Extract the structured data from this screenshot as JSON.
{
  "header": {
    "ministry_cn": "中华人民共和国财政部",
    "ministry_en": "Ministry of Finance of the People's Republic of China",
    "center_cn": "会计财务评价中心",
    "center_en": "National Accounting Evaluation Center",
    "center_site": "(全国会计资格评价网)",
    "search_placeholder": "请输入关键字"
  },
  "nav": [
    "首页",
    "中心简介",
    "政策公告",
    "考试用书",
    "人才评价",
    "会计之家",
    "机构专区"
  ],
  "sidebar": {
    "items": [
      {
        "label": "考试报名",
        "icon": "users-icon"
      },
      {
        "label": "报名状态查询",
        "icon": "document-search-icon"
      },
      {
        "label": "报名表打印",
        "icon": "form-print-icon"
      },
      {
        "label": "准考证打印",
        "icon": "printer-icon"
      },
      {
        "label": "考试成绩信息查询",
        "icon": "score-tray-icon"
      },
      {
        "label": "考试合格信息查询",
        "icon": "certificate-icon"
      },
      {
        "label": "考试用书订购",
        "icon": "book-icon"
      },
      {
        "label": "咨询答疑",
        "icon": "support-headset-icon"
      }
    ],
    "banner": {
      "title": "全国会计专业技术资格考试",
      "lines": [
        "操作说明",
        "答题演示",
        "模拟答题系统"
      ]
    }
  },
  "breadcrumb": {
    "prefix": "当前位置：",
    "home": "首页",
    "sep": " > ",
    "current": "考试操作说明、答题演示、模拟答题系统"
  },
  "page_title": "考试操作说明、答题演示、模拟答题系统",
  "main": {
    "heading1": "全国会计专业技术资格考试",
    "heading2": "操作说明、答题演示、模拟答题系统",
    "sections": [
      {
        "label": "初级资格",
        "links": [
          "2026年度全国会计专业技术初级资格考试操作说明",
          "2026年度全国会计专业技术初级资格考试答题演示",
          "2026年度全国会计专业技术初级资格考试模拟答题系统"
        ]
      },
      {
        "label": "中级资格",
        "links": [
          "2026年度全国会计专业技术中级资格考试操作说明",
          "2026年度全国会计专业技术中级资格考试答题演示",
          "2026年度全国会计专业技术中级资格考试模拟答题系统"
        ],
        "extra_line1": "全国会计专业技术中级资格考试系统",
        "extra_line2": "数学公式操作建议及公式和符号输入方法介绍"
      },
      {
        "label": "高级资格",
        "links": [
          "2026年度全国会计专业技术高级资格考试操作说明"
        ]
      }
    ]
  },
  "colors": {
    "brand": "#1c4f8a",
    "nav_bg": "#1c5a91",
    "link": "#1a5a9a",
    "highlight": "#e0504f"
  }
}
------------------------
What this task involves
Repeat the data precisely, line by line.

Answer to this task
Extract the structured data from this screenshot as JSON.
{
  "header": {
    "ministry_cn": "中华人民共和国财政部",
    "ministry_en": "Ministry of Finance of the People's Republic of China",
    "center_cn": "会计财务评价中心",
    "center_en": "National Accounting Evaluation Center",
    "center_site": "(全国会计资格评价网)",
    "search_placeholder": "请输入关键字"
  },
  "nav": [
    "首页",
    "中心简介",
    "政策公告",
    "考试用书",
    "人才评价",
    "会计之家",
    "机构专区"
  ],
  "sidebar": {
    "items": [
      {
        "label": "考试报名",
        "icon": "users-icon"
      },
      {
        "label": "报名状态查询",
        "icon": "document-search-icon"
      },
      {
        "label": "报名表打印",
        "icon": "form-print-icon"
      },
      {
        "label": "准考证打印",
        "icon": "printer-icon"
      },
      {
        "label": "考试成绩信息查询",
        "icon": "score-tray-icon"
      },
      {
        "label": "考试合格信息查询",
        "icon": "certificate-icon"
      },
      {
        "label": "考试用书订购",
        "icon": "book-icon"
      },
      {
        "label": "咨询答疑",
        "icon": "support-headset-icon"
      }
    ],
    "banner": {
      "title": "全国会计专业技术资格考试",
      "lines": [
        "操作说明",
        "答题演示",
        "模拟答题系统"
      ]
    }
  },
  "breadcrumb": {
    "prefix": "当前位置：",
    "home": "首页",
    "sep": " > ",
    "current": "考试操作说明、答题演示、模拟答题系统"
  },
  "page_title": "考试操作说明、答题演示、模拟答题系统",
  "main": {
    "heading1": "全国会计专业技术资格考试",
    "heading2": "操作说明、答题演示、模拟答题系统",
    "sections": [
      {
        "label": "初级资格",
        "links": [
          "2026年度全国会计专业技术初级资格考试操作说明",
          "2026年度全国会计专业技术初级资格考试答题演示",
          "2026年度全国会计专业技术初级资格考试模拟答题系统"
        ]
      },
      {
        "label": "中级资格",
        "links": [
          "2026年度全国会计专业技术中级资格考试操作说明",
          "2026年度全国会计专业技术中级资格考试答题演示",
          "2026年度全国会计专业技术中级资格考试模拟答题系统"
        ],
        "extra_line1": "全国会计专业技术中级资格考试系统",
        "extra_line2": "数学公式操作建议及公式和符号输入方法介绍"
      },
      {
        "label": "高级资格",
        "links": [
          "2026年度全国会计专业技术高级资格考试操作说明"
        ]
      }
    ]
  },
  "colors": {
    "brand": "#1c4f8a",
    "nav_bg": "#1c5a91",
    "link": "#1a5a9a",
    "highlight": "#e0504f"
  }
}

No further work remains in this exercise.